Exercise task: Copy out the entries below, replacing every instance of "form-row" with "input-row" and leaving the rest untouched.

── Records for this exercise

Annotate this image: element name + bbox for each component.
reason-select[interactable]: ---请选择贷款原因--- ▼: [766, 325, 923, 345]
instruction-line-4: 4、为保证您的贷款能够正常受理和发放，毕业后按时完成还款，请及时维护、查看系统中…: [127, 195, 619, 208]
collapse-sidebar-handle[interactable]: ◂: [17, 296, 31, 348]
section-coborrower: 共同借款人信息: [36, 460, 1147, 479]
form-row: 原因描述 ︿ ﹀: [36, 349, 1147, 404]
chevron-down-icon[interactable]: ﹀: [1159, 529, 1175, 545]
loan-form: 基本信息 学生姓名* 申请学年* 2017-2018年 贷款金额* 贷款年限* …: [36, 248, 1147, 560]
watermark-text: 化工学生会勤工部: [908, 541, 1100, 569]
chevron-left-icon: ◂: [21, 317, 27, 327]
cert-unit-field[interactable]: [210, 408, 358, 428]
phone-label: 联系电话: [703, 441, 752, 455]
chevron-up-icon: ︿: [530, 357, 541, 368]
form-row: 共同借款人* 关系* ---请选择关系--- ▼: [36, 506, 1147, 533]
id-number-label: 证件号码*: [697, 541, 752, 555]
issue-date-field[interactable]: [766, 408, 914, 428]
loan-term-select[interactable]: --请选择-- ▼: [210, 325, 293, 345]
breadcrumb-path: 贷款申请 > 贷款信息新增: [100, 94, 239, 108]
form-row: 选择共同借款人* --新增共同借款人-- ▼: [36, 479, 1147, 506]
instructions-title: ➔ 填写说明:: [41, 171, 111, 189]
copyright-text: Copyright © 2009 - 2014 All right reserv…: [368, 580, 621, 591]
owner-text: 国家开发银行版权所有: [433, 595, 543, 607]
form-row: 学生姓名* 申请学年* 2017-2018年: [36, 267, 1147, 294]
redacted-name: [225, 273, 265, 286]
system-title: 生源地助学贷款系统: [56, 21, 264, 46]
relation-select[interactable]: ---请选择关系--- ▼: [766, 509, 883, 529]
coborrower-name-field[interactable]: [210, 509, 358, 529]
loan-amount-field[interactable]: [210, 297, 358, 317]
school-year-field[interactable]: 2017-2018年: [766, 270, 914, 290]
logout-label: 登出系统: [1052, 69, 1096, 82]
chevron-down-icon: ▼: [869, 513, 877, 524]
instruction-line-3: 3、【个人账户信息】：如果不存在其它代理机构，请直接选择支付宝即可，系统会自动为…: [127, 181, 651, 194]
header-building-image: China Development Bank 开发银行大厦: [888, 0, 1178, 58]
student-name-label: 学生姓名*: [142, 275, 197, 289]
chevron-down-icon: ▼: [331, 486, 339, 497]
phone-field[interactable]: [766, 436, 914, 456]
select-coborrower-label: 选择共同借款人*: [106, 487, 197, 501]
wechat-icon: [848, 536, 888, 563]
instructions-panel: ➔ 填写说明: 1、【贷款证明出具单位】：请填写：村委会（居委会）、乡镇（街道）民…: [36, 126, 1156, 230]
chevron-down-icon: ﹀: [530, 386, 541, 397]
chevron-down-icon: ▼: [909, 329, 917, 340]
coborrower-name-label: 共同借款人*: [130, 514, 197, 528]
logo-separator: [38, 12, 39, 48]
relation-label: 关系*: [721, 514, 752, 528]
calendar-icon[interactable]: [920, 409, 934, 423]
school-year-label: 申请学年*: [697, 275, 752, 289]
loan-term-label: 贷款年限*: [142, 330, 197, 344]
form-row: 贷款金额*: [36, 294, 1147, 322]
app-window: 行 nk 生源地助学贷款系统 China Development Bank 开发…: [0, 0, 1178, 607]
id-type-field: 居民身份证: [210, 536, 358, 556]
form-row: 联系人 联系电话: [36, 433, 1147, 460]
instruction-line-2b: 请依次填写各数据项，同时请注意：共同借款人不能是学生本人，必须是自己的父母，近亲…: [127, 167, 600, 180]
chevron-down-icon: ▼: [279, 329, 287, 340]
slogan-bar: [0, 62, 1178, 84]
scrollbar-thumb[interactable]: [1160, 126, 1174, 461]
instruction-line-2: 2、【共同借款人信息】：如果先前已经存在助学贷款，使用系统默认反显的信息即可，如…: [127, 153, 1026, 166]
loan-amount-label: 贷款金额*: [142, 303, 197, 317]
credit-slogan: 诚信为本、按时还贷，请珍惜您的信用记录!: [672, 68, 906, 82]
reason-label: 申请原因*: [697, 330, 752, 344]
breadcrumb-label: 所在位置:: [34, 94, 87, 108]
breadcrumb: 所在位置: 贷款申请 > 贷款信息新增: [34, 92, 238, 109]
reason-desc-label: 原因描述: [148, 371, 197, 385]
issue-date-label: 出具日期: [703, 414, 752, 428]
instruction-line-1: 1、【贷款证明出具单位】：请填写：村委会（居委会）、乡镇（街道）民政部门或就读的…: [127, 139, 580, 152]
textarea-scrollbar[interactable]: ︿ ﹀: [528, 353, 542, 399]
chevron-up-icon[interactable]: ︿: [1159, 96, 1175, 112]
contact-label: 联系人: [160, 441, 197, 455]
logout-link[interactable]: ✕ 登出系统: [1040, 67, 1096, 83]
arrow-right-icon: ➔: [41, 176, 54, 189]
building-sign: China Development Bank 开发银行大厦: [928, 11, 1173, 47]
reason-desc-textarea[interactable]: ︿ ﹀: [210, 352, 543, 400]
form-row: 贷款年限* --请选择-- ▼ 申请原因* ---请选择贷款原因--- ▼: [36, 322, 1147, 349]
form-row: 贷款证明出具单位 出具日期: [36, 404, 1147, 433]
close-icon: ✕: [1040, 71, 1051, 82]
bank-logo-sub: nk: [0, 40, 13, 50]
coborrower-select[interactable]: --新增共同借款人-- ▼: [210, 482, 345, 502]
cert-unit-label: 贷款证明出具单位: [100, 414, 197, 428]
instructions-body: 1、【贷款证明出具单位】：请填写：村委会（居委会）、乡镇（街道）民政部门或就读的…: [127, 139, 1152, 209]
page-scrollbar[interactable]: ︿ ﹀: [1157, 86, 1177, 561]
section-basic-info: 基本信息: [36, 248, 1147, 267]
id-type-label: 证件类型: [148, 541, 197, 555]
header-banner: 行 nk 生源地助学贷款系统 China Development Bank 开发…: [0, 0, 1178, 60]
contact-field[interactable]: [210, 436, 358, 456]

────

Exercise output:
Annotate this image: element name + bbox for each component.
reason-select[interactable]: ---请选择贷款原因--- ▼: [766, 325, 923, 345]
instruction-line-4: 4、为保证您的贷款能够正常受理和发放，毕业后按时完成还款，请及时维护、查看系统中…: [127, 195, 619, 208]
collapse-sidebar-handle[interactable]: ◂: [17, 296, 31, 348]
section-coborrower: 共同借款人信息: [36, 460, 1147, 479]
input-row: 原因描述 ︿ ﹀: [36, 349, 1147, 404]
chevron-down-icon[interactable]: ﹀: [1159, 529, 1175, 545]
loan-form: 基本信息 学生姓名* 申请学年* 2017-2018年 贷款金额* 贷款年限* …: [36, 248, 1147, 560]
watermark-text: 化工学生会勤工部: [908, 541, 1100, 569]
chevron-left-icon: ◂: [21, 317, 27, 327]
cert-unit-field[interactable]: [210, 408, 358, 428]
phone-label: 联系电话: [703, 441, 752, 455]
chevron-up-icon: ︿: [530, 357, 541, 368]
input-row: 共同借款人* 关系* ---请选择关系--- ▼: [36, 506, 1147, 533]
id-number-label: 证件号码*: [697, 541, 752, 555]
issue-date-field[interactable]: [766, 408, 914, 428]
loan-term-select[interactable]: --请选择-- ▼: [210, 325, 293, 345]
breadcrumb-path: 贷款申请 > 贷款信息新增: [100, 94, 239, 108]
input-row: 选择共同借款人* --新增共同借款人-- ▼: [36, 479, 1147, 506]
instructions-title: ➔ 填写说明:: [41, 171, 111, 189]
copyright-text: Copyright © 2009 - 2014 All right reserv…: [368, 580, 621, 591]
owner-text: 国家开发银行版权所有: [433, 595, 543, 607]
input-row: 学生姓名* 申请学年* 2017-2018年: [36, 267, 1147, 294]
redacted-name: [225, 273, 265, 286]
system-title: 生源地助学贷款系统: [56, 21, 264, 46]
relation-select[interactable]: ---请选择关系--- ▼: [766, 509, 883, 529]
coborrower-name-field[interactable]: [210, 509, 358, 529]
loan-amount-field[interactable]: [210, 297, 358, 317]
school-year-field[interactable]: 2017-2018年: [766, 270, 914, 290]
logout-label: 登出系统: [1052, 69, 1096, 82]
chevron-down-icon: ▼: [869, 513, 877, 524]
instruction-line-3: 3、【个人账户信息】：如果不存在其它代理机构，请直接选择支付宝即可，系统会自动为…: [127, 181, 651, 194]
header-building-image: China Development Bank 开发银行大厦: [888, 0, 1178, 58]
student-name-label: 学生姓名*: [142, 275, 197, 289]
chevron-down-icon: ▼: [331, 486, 339, 497]
phone-field[interactable]: [766, 436, 914, 456]
select-coborrower-label: 选择共同借款人*: [106, 487, 197, 501]
wechat-icon: [848, 536, 888, 563]
instructions-panel: ➔ 填写说明: 1、【贷款证明出具单位】：请填写：村委会（居委会）、乡镇（街道）民…: [36, 126, 1156, 230]
chevron-down-icon: ﹀: [530, 386, 541, 397]
chevron-down-icon: ▼: [909, 329, 917, 340]
coborrower-name-label: 共同借款人*: [130, 514, 197, 528]
logo-separator: [38, 12, 39, 48]
relation-label: 关系*: [721, 514, 752, 528]
calendar-icon[interactable]: [920, 409, 934, 423]
school-year-label: 申请学年*: [697, 275, 752, 289]
loan-term-label: 贷款年限*: [142, 330, 197, 344]
input-row: 贷款金额*: [36, 294, 1147, 322]
app-window: 行 nk 生源地助学贷款系统 China Development Bank 开发…: [0, 0, 1178, 607]
id-type-field: 居民身份证: [210, 536, 358, 556]
input-row: 联系人 联系电话: [36, 433, 1147, 460]
instruction-line-2b: 请依次填写各数据项，同时请注意：共同借款人不能是学生本人，必须是自己的父母，近亲…: [127, 167, 600, 180]
chevron-down-icon: ▼: [279, 329, 287, 340]
slogan-bar: [0, 62, 1178, 84]
scrollbar-thumb[interactable]: [1160, 126, 1174, 461]
instruction-line-2: 2、【共同借款人信息】：如果先前已经存在助学贷款，使用系统默认反显的信息即可，如…: [127, 153, 1026, 166]
loan-amount-label: 贷款金额*: [142, 303, 197, 317]
credit-slogan: 诚信为本、按时还贷，请珍惜您的信用记录!: [672, 68, 906, 82]
reason-label: 申请原因*: [697, 330, 752, 344]
breadcrumb-label: 所在位置:: [34, 94, 87, 108]
breadcrumb: 所在位置: 贷款申请 > 贷款信息新增: [34, 92, 238, 109]
reason-desc-label: 原因描述: [148, 371, 197, 385]
issue-date-label: 出具日期: [703, 414, 752, 428]
instruction-line-1: 1、【贷款证明出具单位】：请填写：村委会（居委会）、乡镇（街道）民政部门或就读的…: [127, 139, 580, 152]
textarea-scrollbar[interactable]: ︿ ﹀: [528, 353, 542, 399]
chevron-up-icon[interactable]: ︿: [1159, 96, 1175, 112]
contact-label: 联系人: [160, 441, 197, 455]
logout-link[interactable]: ✕ 登出系统: [1040, 67, 1096, 83]
arrow-right-icon: ➔: [41, 176, 54, 189]
building-sign: China Development Bank 开发银行大厦: [928, 11, 1173, 47]
reason-desc-textarea[interactable]: ︿ ﹀: [210, 352, 543, 400]
input-row: 贷款年限* --请选择-- ▼ 申请原因* ---请选择贷款原因--- ▼: [36, 322, 1147, 349]
input-row: 贷款证明出具单位 出具日期: [36, 404, 1147, 433]
close-icon: ✕: [1040, 71, 1051, 82]
bank-logo-sub: nk: [0, 40, 13, 50]
coborrower-select[interactable]: --新增共同借款人-- ▼: [210, 482, 345, 502]
cert-unit-label: 贷款证明出具单位: [100, 414, 197, 428]
instructions-body: 1、【贷款证明出具单位】：请填写：村委会（居委会）、乡镇（街道）民政部门或就读的…: [127, 139, 1152, 209]
page-scrollbar[interactable]: ︿ ﹀: [1157, 86, 1177, 561]
section-basic-info: 基本信息: [36, 248, 1147, 267]
id-type-label: 证件类型: [148, 541, 197, 555]
header-banner: 行 nk 生源地助学贷款系统 China Development Bank 开发…: [0, 0, 1178, 60]
contact-field[interactable]: [210, 436, 358, 456]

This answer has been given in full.